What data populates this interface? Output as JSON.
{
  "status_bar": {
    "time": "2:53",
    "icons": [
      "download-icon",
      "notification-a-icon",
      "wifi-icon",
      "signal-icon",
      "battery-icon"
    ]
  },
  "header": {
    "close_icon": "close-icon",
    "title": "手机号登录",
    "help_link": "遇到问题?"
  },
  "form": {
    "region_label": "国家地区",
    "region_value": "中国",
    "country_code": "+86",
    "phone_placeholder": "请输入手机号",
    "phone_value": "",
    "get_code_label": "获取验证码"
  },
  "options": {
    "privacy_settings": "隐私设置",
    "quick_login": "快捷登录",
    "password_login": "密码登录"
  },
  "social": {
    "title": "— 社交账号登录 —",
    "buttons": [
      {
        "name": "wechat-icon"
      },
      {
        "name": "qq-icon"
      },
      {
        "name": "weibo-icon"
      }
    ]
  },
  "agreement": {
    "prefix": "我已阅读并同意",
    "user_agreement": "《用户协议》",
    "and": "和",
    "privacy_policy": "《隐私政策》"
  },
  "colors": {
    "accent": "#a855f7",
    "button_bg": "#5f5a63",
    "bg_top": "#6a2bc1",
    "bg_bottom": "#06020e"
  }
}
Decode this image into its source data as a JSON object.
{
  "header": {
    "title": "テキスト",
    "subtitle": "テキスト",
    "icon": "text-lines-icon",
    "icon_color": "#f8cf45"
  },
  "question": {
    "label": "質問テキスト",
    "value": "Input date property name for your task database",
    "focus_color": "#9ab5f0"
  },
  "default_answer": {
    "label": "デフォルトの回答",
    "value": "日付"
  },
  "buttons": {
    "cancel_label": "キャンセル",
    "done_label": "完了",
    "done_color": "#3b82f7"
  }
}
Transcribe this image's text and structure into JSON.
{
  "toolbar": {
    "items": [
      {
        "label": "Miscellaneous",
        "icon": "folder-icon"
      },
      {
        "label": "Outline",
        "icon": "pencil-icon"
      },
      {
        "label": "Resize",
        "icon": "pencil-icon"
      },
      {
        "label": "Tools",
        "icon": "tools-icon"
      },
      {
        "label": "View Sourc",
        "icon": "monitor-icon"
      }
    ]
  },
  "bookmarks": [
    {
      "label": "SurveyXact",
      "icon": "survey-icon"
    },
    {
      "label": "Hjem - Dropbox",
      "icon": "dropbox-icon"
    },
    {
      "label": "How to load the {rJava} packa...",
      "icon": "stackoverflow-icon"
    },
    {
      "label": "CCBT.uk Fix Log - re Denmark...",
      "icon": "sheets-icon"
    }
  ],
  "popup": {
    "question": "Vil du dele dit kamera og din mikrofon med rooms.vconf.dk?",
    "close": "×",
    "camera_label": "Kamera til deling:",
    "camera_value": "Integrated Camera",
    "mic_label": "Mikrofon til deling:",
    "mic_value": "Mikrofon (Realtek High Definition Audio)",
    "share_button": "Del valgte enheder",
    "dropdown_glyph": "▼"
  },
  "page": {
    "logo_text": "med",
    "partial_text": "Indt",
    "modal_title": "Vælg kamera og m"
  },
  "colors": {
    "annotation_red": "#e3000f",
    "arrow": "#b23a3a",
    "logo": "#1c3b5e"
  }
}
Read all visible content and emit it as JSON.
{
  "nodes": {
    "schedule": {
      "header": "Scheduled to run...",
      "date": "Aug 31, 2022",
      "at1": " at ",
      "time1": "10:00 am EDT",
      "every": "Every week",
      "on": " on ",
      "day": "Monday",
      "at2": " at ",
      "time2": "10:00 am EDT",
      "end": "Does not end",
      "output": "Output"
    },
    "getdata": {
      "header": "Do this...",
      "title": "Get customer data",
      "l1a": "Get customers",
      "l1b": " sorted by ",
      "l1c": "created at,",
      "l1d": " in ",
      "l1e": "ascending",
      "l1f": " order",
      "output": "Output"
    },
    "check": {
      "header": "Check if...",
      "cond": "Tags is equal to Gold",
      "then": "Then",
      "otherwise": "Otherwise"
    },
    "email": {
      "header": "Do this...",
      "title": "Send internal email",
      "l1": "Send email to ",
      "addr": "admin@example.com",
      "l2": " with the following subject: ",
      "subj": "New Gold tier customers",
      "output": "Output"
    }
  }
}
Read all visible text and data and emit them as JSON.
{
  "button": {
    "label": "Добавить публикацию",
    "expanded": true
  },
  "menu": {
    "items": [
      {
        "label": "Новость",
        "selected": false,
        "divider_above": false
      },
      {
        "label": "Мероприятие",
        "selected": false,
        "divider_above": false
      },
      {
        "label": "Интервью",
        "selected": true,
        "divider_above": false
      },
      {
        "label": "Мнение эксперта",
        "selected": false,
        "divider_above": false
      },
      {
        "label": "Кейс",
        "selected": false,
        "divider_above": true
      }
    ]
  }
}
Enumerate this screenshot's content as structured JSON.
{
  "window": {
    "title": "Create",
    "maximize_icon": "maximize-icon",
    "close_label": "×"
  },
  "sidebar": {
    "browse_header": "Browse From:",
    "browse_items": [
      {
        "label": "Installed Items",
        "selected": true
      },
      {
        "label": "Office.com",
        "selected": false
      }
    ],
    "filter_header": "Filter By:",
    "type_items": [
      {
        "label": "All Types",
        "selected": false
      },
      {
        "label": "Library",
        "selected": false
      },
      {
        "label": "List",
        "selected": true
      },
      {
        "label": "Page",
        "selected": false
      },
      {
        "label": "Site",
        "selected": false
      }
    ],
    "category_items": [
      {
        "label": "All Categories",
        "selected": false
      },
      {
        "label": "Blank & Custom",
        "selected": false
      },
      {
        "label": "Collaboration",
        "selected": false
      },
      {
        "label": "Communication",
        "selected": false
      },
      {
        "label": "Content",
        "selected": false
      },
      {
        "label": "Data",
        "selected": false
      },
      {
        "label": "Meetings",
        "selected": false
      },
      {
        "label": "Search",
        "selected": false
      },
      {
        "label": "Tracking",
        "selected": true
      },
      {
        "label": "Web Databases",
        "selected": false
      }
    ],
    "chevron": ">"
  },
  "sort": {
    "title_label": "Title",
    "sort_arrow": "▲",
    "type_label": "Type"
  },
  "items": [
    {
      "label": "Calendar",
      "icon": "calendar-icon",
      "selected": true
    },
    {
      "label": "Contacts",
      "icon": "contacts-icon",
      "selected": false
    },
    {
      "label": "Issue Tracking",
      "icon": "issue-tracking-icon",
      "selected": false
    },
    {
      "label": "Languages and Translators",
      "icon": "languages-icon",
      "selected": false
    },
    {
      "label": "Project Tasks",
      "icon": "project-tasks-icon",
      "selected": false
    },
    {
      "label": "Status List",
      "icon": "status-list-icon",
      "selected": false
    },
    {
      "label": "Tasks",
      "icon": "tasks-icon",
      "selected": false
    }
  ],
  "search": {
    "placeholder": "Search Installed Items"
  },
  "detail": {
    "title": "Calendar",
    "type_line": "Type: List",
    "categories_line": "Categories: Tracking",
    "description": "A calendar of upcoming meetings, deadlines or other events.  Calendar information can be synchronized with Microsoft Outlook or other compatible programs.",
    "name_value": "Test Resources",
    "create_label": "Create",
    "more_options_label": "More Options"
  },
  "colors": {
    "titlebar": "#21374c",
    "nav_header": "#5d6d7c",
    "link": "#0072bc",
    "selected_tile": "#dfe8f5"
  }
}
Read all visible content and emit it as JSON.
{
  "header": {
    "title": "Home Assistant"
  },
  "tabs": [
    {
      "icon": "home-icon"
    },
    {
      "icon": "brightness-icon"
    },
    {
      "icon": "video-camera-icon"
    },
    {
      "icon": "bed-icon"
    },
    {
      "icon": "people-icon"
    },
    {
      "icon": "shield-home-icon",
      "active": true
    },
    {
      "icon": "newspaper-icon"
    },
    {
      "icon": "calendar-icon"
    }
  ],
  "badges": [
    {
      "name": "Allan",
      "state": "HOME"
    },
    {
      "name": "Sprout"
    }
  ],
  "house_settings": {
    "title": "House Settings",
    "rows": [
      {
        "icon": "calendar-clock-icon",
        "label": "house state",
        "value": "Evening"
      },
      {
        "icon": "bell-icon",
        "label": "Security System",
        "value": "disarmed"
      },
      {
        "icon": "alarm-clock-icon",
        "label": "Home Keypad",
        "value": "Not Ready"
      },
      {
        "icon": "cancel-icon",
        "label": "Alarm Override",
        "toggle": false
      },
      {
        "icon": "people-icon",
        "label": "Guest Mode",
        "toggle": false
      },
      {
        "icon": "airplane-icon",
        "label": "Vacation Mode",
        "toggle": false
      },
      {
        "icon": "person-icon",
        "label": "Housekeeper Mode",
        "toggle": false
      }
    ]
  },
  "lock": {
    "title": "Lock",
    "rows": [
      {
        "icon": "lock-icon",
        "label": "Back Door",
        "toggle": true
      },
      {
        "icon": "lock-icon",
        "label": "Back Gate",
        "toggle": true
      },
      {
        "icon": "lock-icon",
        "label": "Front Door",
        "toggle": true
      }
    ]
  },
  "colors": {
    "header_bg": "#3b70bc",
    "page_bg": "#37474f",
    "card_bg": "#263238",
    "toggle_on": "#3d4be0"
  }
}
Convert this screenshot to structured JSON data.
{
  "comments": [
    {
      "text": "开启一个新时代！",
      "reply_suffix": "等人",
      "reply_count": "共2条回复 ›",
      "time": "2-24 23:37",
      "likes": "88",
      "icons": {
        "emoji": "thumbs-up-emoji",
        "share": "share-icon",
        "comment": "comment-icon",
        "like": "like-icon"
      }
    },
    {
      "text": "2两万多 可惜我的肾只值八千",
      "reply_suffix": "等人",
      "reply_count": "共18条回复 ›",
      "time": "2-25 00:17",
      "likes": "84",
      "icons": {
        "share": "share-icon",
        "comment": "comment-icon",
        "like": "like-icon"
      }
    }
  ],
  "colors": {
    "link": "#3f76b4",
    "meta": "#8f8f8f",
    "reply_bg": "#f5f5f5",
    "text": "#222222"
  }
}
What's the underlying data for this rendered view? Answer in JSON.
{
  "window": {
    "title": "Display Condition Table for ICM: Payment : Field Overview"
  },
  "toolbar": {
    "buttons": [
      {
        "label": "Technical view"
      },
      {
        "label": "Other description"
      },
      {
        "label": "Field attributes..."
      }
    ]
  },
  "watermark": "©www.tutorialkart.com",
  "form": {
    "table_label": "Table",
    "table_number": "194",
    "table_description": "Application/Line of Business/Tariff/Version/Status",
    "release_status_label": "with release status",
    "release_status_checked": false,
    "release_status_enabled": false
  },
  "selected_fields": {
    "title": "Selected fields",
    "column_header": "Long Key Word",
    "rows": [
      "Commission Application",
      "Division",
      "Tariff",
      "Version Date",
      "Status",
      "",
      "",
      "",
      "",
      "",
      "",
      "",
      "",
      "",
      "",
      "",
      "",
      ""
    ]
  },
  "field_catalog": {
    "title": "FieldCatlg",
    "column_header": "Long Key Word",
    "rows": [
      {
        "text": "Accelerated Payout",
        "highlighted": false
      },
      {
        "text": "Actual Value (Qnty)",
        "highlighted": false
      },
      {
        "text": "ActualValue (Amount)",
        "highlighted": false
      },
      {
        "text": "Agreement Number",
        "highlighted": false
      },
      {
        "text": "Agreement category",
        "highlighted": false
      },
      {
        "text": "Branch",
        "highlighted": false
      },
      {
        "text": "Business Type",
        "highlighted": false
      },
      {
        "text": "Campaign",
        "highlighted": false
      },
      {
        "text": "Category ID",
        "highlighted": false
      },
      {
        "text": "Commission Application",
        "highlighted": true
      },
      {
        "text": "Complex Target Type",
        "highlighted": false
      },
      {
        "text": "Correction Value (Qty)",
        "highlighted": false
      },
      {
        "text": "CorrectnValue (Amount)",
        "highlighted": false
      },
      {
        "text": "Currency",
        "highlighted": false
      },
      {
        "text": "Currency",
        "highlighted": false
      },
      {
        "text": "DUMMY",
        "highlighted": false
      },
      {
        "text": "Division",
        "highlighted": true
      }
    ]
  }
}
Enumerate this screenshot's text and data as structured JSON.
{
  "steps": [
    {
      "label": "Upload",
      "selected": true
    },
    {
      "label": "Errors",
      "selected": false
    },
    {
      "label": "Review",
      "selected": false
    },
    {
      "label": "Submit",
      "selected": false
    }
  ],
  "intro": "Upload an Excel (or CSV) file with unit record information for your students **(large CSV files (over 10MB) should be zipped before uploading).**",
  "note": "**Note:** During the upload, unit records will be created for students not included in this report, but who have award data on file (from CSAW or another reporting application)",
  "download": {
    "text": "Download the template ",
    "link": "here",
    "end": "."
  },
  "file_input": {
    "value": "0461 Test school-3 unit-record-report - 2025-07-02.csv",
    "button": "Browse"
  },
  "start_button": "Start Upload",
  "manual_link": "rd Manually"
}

#####

- [Brief]:
Pull every line containing the word "Installed" out of the material.

- [Reply to the exercise]:
        "label": "Installed Items",
    "placeholder": "Search Installed Items"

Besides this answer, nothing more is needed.